- _Request_
Where a line holds the string "fall", return that line.

Dataset records on visual material

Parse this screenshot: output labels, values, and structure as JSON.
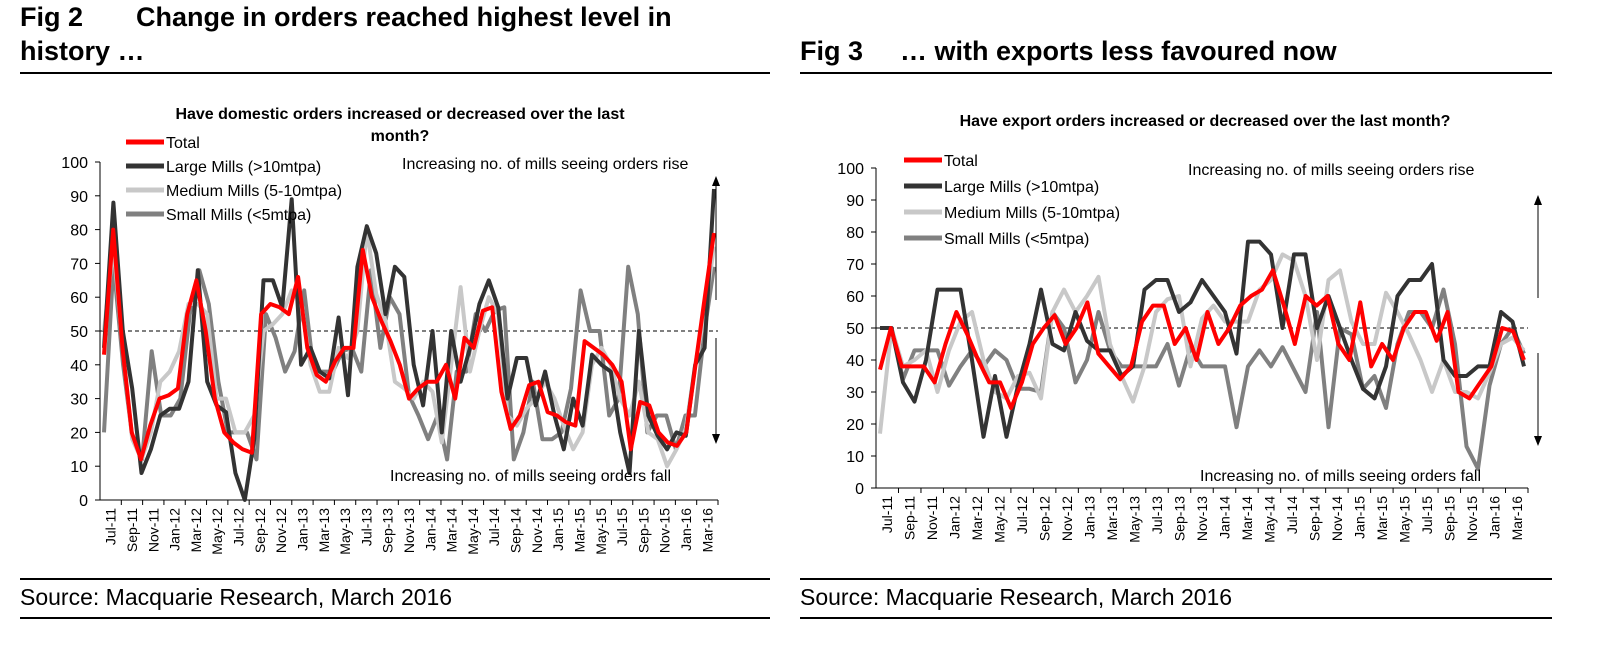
{
  "fig2": {
    "number": "Fig 2",
    "title_line1": "Change in orders reached highest level in",
    "title_line2": "history …",
    "source": "Source: Macquarie Research, March 2016"
  },
  "fig3": {
    "number": "Fig 3",
    "title_line1": "… with exports less favoured now",
    "source": "Source: Macquarie Research, March 2016"
  },
  "chart_data": [
    {
      "type": "line",
      "title": "Have domestic orders increased or decreased over the last month?",
      "title_lines": [
        "Have domestic orders increased or decreased over the last",
        "month?"
      ],
      "ylim": [
        0,
        100
      ],
      "yticks": [
        0,
        10,
        20,
        30,
        40,
        50,
        60,
        70,
        80,
        90,
        100
      ],
      "xtick_labels": [
        "Jul-11",
        "Sep-11",
        "Nov-11",
        "Jan-12",
        "Mar-12",
        "May-12",
        "Jul-12",
        "Sep-12",
        "Nov-12",
        "Jan-13",
        "Mar-13",
        "May-13",
        "Jul-13",
        "Sep-13",
        "Nov-13",
        "Jan-14",
        "Mar-14",
        "May-14",
        "Jul-14",
        "Sep-14",
        "Nov-14",
        "Jan-15",
        "Mar-15",
        "May-15",
        "Jul-15",
        "Sep-15",
        "Nov-15",
        "Jan-16",
        "Mar-16"
      ],
      "reference_line": 50,
      "annotations": {
        "top": "Increasing no. of mills seeing orders rise",
        "bottom": "Increasing no. of mills seeing orders fall"
      },
      "grid": false,
      "legend_position": "top-left",
      "series": [
        {
          "name": "Total",
          "color": "#ff0000",
          "values": [
            43,
            80,
            45,
            20,
            12,
            22,
            30,
            31,
            33,
            55,
            65,
            50,
            30,
            20,
            17,
            15,
            14,
            55,
            58,
            57,
            55,
            66,
            45,
            37,
            35,
            41,
            45,
            45,
            74,
            60,
            53,
            47,
            40,
            30,
            33,
            35,
            35,
            40,
            30,
            48,
            45,
            56,
            57,
            32,
            21,
            25,
            34,
            35,
            26,
            25,
            23,
            22,
            47,
            45,
            43,
            40,
            35,
            15,
            29,
            28,
            20,
            17,
            16,
            20,
            40,
            60,
            79
          ]
        },
        {
          "name": "Large Mills (>10mtpa)",
          "color": "#333333",
          "values": [
            45,
            88,
            50,
            33,
            8,
            15,
            25,
            27,
            27,
            35,
            68,
            35,
            28,
            26,
            8,
            0,
            18,
            65,
            65,
            57,
            89,
            40,
            45,
            38,
            36,
            54,
            31,
            69,
            81,
            73,
            55,
            69,
            66,
            40,
            28,
            50,
            20,
            50,
            35,
            45,
            58,
            65,
            57,
            30,
            42,
            42,
            28,
            38,
            25,
            15,
            30,
            22,
            43,
            40,
            38,
            20,
            8,
            50,
            25,
            19,
            15,
            20,
            19,
            40,
            45,
            92
          ]
        },
        {
          "name": "Medium Mills (5-10mtpa)",
          "color": "#c8c8c8",
          "values": [
            50,
            75,
            45,
            18,
            12,
            20,
            35,
            38,
            44,
            58,
            58,
            55,
            30,
            30,
            20,
            20,
            25,
            50,
            52,
            55,
            62,
            58,
            40,
            32,
            32,
            45,
            42,
            50,
            80,
            61,
            53,
            35,
            33,
            30,
            35,
            32,
            17,
            40,
            63,
            38,
            50,
            60,
            55,
            25,
            22,
            27,
            30,
            35,
            30,
            22,
            15,
            20,
            40,
            45,
            40,
            30,
            25,
            35,
            20,
            18,
            10,
            15,
            21,
            40,
            55,
            75
          ]
        },
        {
          "name": "Small Mills (<5mtpa)",
          "color": "#808080",
          "values": [
            20,
            70,
            40,
            18,
            12,
            44,
            25,
            25,
            30,
            55,
            68,
            58,
            35,
            20,
            20,
            20,
            12,
            55,
            48,
            38,
            44,
            62,
            38,
            38,
            38,
            44,
            45,
            38,
            68,
            45,
            60,
            55,
            31,
            25,
            18,
            25,
            12,
            38,
            38,
            55,
            50,
            56,
            57,
            12,
            20,
            35,
            18,
            18,
            20,
            33,
            62,
            50,
            50,
            25,
            30,
            69,
            55,
            20,
            25,
            25,
            15,
            25,
            25,
            50,
            69
          ]
        }
      ]
    },
    {
      "type": "line",
      "title": "Have export orders increased or decreased over the last month?",
      "ylim": [
        0,
        100
      ],
      "yticks": [
        0,
        10,
        20,
        30,
        40,
        50,
        60,
        70,
        80,
        90,
        100
      ],
      "xtick_labels": [
        "Jul-11",
        "Sep-11",
        "Nov-11",
        "Jan-12",
        "Mar-12",
        "May-12",
        "Jul-12",
        "Sep-12",
        "Nov-12",
        "Jan-13",
        "Mar-13",
        "May-13",
        "Jul-13",
        "Sep-13",
        "Nov-13",
        "Jan-14",
        "Mar-14",
        "May-14",
        "Jul-14",
        "Sep-14",
        "Nov-14",
        "Jan-15",
        "Mar-15",
        "May-15",
        "Jul-15",
        "Sep-15",
        "Nov-15",
        "Jan-16",
        "Mar-16"
      ],
      "reference_line": 50,
      "annotations": {
        "top": "Increasing no. of mills seeing orders rise",
        "bottom": "Increasing no. of mills seeing orders fall",
        "top_underlined_word": "rise",
        "bottom_underlined_word": "fall"
      },
      "grid": false,
      "legend_position": "top-left",
      "series": [
        {
          "name": "Total",
          "color": "#ff0000",
          "values": [
            37,
            50,
            38,
            38,
            38,
            33,
            45,
            55,
            48,
            40,
            33,
            33,
            25,
            33,
            45,
            50,
            54,
            45,
            50,
            58,
            42,
            38,
            34,
            38,
            52,
            57,
            57,
            45,
            50,
            40,
            55,
            45,
            50,
            57,
            60,
            62,
            68,
            57,
            45,
            60,
            57,
            60,
            45,
            40,
            58,
            38,
            45,
            40,
            50,
            55,
            55,
            46,
            55,
            30,
            28,
            33,
            38,
            50,
            49,
            40
          ]
        },
        {
          "name": "Large Mills (>10mtpa)",
          "color": "#333333",
          "values": [
            50,
            50,
            33,
            27,
            40,
            62,
            62,
            62,
            40,
            16,
            35,
            16,
            32,
            45,
            62,
            45,
            43,
            55,
            46,
            43,
            43,
            35,
            38,
            62,
            65,
            65,
            55,
            58,
            65,
            60,
            55,
            42,
            77,
            77,
            73,
            50,
            73,
            73,
            50,
            60,
            50,
            40,
            31,
            28,
            38,
            60,
            65,
            65,
            70,
            40,
            35,
            35,
            38,
            38,
            55,
            52,
            38
          ]
        },
        {
          "name": "Medium Mills (5-10mtpa)",
          "color": "#c8c8c8",
          "values": [
            17,
            50,
            38,
            40,
            43,
            30,
            43,
            52,
            55,
            40,
            30,
            28,
            35,
            36,
            28,
            55,
            62,
            55,
            60,
            66,
            45,
            35,
            27,
            38,
            55,
            59,
            60,
            38,
            53,
            57,
            52,
            52,
            52,
            62,
            65,
            73,
            71,
            60,
            40,
            65,
            68,
            52,
            45,
            45,
            61,
            55,
            48,
            40,
            30,
            40,
            30,
            30,
            28,
            36,
            45,
            47,
            43
          ]
        },
        {
          "name": "Small Mills (<5mtpa)",
          "color": "#808080",
          "values": [
            50,
            50,
            34,
            43,
            43,
            43,
            32,
            38,
            43,
            38,
            43,
            40,
            31,
            31,
            30,
            55,
            50,
            33,
            40,
            55,
            43,
            38,
            38,
            38,
            38,
            45,
            32,
            44,
            38,
            38,
            38,
            19,
            38,
            43,
            38,
            44,
            37,
            30,
            55,
            19,
            50,
            48,
            31,
            35,
            25,
            45,
            55,
            55,
            50,
            62,
            45,
            13,
            6,
            32,
            45,
            50,
            42
          ]
        }
      ]
    }
  ]
}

- _The output_
        "bottom": "Increasing no. of mills seeing orders fall"
        "bottom": "Increasing no. of mills seeing orders fall",
        "bottom_underlined_word": "fall"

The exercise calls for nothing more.